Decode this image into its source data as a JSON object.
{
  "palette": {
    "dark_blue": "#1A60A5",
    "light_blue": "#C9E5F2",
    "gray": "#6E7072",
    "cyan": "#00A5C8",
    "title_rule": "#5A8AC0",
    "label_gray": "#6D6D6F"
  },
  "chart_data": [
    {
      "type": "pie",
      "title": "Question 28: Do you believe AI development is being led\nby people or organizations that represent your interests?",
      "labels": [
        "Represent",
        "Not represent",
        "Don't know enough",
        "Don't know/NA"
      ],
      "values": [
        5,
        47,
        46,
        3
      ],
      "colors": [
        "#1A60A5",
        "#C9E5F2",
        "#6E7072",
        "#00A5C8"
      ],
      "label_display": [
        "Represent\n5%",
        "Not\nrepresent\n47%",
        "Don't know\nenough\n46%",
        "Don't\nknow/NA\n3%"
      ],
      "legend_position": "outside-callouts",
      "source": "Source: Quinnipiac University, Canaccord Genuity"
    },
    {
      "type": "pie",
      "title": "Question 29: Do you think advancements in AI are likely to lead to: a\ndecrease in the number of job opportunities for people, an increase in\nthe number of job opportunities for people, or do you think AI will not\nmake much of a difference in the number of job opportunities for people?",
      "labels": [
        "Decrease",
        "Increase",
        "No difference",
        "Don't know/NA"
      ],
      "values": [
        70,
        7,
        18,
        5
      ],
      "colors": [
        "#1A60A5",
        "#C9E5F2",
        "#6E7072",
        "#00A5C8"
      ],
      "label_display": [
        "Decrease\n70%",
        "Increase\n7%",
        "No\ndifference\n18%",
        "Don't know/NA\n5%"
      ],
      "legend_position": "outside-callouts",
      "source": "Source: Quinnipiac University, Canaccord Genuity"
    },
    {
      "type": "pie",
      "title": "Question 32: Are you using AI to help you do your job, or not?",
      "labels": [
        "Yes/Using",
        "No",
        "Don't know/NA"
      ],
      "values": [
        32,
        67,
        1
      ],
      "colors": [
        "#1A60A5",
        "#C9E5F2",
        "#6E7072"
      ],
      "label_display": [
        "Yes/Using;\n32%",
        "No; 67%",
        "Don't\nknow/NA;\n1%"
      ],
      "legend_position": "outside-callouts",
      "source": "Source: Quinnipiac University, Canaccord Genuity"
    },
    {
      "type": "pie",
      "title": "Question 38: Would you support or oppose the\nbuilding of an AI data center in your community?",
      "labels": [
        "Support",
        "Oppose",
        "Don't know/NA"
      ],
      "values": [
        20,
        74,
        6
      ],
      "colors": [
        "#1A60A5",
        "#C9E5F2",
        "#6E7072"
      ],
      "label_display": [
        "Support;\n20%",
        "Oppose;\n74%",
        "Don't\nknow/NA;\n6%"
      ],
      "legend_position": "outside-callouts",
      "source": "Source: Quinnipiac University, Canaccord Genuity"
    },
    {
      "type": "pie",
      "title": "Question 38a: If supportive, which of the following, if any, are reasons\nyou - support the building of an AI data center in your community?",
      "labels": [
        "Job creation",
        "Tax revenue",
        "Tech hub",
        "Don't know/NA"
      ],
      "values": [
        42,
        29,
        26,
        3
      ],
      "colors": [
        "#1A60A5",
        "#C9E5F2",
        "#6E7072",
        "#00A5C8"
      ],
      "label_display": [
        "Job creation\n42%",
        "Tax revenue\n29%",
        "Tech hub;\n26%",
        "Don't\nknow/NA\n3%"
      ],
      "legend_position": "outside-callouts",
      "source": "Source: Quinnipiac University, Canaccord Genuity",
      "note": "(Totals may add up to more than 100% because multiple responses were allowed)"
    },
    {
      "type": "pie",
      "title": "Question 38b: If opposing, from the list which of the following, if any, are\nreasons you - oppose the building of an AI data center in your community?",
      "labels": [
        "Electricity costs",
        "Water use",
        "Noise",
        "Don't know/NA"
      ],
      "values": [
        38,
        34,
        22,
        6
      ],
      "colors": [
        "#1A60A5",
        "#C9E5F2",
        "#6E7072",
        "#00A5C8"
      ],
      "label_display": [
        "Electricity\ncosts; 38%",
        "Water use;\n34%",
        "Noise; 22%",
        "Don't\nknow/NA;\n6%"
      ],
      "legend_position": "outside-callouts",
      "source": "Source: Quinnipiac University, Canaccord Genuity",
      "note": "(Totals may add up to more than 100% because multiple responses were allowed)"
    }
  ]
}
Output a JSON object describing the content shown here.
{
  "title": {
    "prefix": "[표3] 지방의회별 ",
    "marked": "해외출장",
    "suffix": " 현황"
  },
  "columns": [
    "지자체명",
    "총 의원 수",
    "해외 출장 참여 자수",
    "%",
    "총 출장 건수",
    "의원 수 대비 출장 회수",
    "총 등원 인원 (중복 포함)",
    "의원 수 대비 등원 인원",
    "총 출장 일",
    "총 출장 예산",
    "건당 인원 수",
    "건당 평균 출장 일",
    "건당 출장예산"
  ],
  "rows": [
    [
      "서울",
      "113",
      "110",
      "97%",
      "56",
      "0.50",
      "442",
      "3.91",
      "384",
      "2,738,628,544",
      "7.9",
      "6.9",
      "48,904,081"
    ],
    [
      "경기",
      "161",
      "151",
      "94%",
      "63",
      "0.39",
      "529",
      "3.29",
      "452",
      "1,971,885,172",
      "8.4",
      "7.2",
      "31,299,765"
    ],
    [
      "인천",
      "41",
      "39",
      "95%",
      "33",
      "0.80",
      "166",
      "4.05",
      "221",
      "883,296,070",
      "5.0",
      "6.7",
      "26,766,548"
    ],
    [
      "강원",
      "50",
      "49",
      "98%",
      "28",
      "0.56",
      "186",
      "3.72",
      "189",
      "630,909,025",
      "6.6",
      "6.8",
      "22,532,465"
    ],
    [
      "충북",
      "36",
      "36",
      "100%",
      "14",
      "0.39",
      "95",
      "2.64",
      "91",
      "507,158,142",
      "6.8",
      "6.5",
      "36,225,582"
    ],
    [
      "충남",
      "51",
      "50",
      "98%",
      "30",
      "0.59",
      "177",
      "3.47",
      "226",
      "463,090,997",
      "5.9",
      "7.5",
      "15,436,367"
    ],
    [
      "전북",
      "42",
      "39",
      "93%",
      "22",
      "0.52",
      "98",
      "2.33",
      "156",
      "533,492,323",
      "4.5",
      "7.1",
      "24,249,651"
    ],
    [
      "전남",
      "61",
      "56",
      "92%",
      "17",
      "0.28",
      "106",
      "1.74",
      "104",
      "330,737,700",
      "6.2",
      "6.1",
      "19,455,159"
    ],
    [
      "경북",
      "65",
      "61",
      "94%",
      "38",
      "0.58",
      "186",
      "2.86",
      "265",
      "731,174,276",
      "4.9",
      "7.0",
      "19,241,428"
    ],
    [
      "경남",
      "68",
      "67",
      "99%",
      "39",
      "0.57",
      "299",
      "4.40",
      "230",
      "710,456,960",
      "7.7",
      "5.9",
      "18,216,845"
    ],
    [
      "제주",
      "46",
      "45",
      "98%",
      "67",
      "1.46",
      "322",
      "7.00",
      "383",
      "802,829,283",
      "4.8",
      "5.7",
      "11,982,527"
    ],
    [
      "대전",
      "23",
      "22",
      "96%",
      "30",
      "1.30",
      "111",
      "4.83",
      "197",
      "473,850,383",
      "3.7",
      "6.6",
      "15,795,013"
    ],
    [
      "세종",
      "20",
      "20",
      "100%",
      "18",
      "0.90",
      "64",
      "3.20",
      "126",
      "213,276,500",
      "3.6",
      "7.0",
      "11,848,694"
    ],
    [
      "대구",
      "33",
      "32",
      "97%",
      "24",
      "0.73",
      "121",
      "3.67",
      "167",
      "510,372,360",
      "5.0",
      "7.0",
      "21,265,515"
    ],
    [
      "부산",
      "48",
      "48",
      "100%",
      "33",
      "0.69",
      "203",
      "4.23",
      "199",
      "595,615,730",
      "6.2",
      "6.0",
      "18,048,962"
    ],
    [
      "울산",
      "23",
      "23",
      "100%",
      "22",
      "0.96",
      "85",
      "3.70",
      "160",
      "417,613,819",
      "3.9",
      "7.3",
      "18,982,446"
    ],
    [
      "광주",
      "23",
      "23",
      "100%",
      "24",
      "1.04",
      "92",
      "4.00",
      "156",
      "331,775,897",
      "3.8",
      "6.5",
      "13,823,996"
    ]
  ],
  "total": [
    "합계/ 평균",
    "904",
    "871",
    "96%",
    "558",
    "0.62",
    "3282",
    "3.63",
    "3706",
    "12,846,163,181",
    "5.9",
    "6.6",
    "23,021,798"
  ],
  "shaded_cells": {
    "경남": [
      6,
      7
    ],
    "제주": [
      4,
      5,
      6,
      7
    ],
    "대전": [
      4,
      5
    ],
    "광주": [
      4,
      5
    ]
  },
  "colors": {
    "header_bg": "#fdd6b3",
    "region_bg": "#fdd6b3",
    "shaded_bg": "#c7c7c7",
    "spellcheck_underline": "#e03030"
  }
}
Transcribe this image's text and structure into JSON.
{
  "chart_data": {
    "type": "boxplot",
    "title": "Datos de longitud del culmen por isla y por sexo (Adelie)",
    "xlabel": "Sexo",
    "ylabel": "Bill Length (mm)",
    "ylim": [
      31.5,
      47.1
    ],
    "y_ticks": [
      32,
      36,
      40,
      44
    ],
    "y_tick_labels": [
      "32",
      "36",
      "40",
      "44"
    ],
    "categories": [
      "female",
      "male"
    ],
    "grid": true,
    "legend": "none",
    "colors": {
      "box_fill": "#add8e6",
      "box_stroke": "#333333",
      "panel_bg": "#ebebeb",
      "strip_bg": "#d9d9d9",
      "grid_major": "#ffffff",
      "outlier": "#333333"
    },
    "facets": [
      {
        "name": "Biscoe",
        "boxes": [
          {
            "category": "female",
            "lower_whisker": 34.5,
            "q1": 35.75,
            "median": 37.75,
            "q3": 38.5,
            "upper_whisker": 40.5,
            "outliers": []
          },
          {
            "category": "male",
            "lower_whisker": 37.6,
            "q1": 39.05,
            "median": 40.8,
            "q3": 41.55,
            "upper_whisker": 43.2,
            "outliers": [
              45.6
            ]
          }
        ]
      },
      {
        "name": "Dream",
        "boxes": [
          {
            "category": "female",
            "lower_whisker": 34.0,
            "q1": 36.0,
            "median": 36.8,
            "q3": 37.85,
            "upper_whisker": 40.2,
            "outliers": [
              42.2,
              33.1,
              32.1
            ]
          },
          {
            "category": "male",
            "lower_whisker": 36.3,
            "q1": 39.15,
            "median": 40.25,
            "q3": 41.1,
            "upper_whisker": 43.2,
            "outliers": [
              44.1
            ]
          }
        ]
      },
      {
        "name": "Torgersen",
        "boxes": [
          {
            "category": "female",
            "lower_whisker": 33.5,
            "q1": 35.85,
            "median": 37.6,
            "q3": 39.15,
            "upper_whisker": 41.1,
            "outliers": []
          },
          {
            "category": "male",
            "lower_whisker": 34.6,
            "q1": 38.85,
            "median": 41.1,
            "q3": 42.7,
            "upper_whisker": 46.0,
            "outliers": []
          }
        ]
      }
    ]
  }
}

- - - - -

§ SHORT EXERCISE: Look through the records and gather every line containing "community".

§ FINAL ANSWER:
      "title": "Question 38: Would you support or oppose the\nbuilding of an AI data center in your community?",
      "title": "Question 38a: If supportive, which of the following, if any, are reasons\nyou - support the building of an AI data center in your community?",
      "title": "Question 38b: If opposing, from the list which of the following, if any, are\nreasons you - oppose the building of an AI data center in your community?",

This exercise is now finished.